### Records for the task

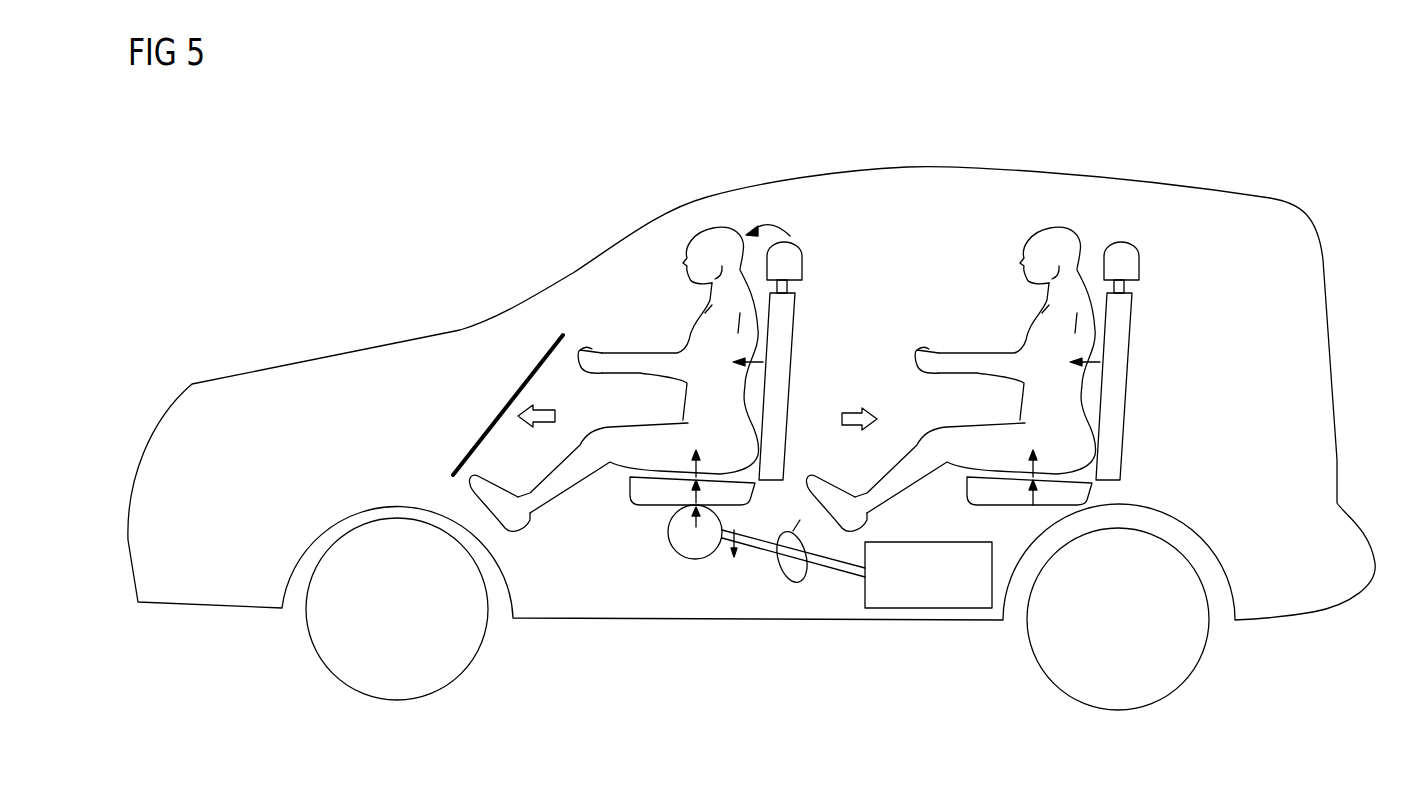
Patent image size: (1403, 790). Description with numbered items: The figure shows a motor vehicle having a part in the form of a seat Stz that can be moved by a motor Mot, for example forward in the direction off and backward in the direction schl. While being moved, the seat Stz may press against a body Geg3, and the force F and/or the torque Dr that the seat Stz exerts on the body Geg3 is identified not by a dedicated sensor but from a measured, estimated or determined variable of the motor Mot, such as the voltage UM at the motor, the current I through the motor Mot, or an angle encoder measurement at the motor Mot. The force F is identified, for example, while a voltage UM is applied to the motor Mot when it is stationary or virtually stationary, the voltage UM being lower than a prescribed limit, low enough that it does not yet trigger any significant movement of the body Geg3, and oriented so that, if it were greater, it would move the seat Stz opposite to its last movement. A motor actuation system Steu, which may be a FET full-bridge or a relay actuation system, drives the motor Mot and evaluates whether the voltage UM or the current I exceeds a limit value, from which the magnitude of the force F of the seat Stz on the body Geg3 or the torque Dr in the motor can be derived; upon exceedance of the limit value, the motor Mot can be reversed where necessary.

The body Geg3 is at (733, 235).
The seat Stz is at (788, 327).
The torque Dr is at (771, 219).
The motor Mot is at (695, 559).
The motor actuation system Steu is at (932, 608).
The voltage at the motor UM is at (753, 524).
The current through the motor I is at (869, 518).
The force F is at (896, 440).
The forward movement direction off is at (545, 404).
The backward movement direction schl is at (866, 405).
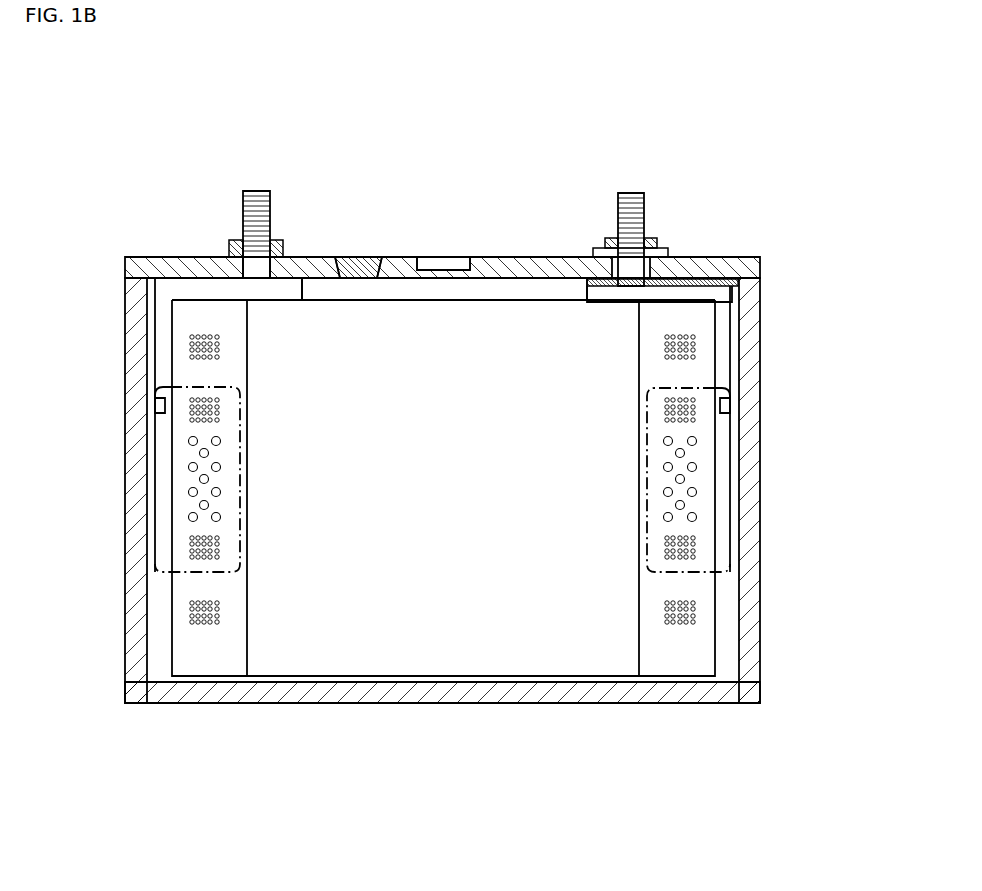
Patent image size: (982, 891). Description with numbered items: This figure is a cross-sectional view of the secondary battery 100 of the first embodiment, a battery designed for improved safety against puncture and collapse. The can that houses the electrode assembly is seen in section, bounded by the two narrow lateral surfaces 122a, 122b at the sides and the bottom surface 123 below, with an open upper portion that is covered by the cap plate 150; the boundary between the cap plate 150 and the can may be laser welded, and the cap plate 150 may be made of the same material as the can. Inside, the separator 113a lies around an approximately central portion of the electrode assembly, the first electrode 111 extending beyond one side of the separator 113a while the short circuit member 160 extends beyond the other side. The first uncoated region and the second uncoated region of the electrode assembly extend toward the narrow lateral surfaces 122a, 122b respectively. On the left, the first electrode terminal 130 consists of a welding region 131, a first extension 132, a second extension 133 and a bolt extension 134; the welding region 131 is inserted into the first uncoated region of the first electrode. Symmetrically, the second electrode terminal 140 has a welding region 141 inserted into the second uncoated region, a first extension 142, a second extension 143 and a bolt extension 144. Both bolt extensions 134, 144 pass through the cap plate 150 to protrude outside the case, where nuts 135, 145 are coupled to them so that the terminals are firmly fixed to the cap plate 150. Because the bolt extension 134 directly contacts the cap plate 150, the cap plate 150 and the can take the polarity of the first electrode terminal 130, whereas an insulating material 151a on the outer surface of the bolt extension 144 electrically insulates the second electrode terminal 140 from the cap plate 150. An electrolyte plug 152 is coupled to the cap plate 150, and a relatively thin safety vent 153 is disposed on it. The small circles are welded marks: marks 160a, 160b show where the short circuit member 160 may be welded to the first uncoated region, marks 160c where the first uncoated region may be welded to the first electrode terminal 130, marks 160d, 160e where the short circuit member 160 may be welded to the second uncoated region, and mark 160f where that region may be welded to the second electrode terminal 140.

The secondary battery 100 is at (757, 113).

######

#### What is asked:
Write out the listing again with "Patent image size" changed to "Drawing size" wherever it occurs and nothing else altered. Leave the pictures out.

#### Written response:
Drawing size: (1403, 790). Description with numbered items: The figure shows a motor vehicle having a part in the form of a seat Stz that can be moved by a motor Mot, for example forward in the direction off and backward in the direction schl. While being moved, the seat Stz may press against a body Geg3, and the force F and/or the torque Dr that the seat Stz exerts on the body Geg3 is identified not by a dedicated sensor but from a measured, estimated or determined variable of the motor Mot, such as the voltage UM at the motor, the current I through the motor Mot, or an angle encoder measurement at the motor Mot. The force F is identified, for example, while a voltage UM is applied to the motor Mot when it is stationary or virtually stationary, the voltage UM being lower than a prescribed limit, low enough that it does not yet trigger any significant movement of the body Geg3, and oriented so that, if it were greater, it would move the seat Stz opposite to its last movement. A motor actuation system Steu, which may be a FET full-bridge or a relay actuation system, drives the motor Mot and evaluates whether the voltage UM or the current I exceeds a limit value, from which the magnitude of the force F of the seat Stz on the body Geg3 or the torque Dr in the motor can be derived; upon exceedance of the limit value, the motor Mot can be reversed where necessary.

The body Geg3 is at (733, 235).
The seat Stz is at (788, 327).
The torque Dr is at (771, 219).
The motor Mot is at (695, 559).
The motor actuation system Steu is at (932, 608).
The voltage at the motor UM is at (753, 524).
The current through the motor I is at (869, 518).
The force F is at (896, 440).
The forward movement direction off is at (545, 404).
The backward movement direction schl is at (866, 405).
Drawing size: (982, 891). Description with numbered items: This figure is a cross-sectional view of the secondary battery 100 of the first embodiment, a battery designed for improved safety against puncture and collapse. The can that houses the electrode assembly is seen in section, bounded by the two narrow lateral surfaces 122a, 122b at the sides and the bottom surface 123 below, with an open upper portion that is covered by the cap plate 150; the boundary between the cap plate 150 and the can may be laser welded, and the cap plate 150 may be made of the same material as the can. Inside, the separator 113a lies around an approximately central portion of the electrode assembly, the first electrode 111 extending beyond one side of the separator 113a while the short circuit member 160 extends beyond the other side. The first uncoated region and the second uncoated region of the electrode assembly extend toward the narrow lateral surfaces 122a, 122b respectively. On the left, the first electrode terminal 130 consists of a welding region 131, a first extension 132, a second extension 133 and a bolt extension 134; the welding region 131 is inserted into the first uncoated region of the first electrode. Symmetrically, the second electrode terminal 140 has a welding region 141 inserted into the second uncoated region, a first extension 142, a second extension 143 and a bolt extension 144. Both bolt extensions 134, 144 pass through the cap plate 150 to protrude outside the case, where nuts 135, 145 are coupled to them so that the terminals are firmly fixed to the cap plate 150. Because the bolt extension 134 directly contacts the cap plate 150, the cap plate 150 and the can take the polarity of the first electrode terminal 130, whereas an insulating material 151a on the outer surface of the bolt extension 144 electrically insulates the second electrode terminal 140 from the cap plate 150. An electrolyte plug 152 is coupled to the cap plate 150, and a relatively thin safety vent 153 is disposed on it. The small circles are welded marks: marks 160a, 160b show where the short circuit member 160 may be welded to the first uncoated region, marks 160c where the first uncoated region may be welded to the first electrode terminal 130, marks 160d, 160e where the short circuit member 160 may be welded to the second uncoated region, and mark 160f where that region may be welded to the second electrode terminal 140.

The secondary battery 100 is at (757, 113).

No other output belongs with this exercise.